▸ EXERCISE OBJECTIVE
Extract every line below that contains the word "Vous".

-- START DATA RECORDS --

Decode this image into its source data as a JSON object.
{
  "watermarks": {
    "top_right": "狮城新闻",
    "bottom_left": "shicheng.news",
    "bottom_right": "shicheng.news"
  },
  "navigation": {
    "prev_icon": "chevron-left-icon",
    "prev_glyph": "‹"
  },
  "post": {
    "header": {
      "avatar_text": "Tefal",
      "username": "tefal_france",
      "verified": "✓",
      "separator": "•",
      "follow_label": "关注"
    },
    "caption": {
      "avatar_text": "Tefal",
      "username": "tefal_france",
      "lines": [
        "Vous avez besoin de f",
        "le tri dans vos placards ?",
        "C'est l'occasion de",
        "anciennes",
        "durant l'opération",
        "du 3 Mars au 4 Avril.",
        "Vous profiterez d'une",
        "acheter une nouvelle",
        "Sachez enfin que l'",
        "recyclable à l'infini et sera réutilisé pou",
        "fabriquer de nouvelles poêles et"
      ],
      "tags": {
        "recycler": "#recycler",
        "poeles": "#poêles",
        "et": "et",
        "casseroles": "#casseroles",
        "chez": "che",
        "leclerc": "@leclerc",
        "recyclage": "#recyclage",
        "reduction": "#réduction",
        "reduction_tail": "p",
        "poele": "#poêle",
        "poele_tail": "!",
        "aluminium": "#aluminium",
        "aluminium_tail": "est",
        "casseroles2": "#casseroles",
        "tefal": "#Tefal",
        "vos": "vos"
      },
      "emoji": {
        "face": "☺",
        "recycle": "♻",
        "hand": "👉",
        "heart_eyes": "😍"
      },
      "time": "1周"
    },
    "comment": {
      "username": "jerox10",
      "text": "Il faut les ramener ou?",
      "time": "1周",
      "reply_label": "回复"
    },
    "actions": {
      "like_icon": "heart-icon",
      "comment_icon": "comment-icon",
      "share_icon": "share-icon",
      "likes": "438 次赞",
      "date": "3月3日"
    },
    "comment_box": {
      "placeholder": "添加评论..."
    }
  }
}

-- END DATA RECORDS --

▸ FINAL RESULT
        "Vous avez besoin de f",
        "Vous profiterez d'une",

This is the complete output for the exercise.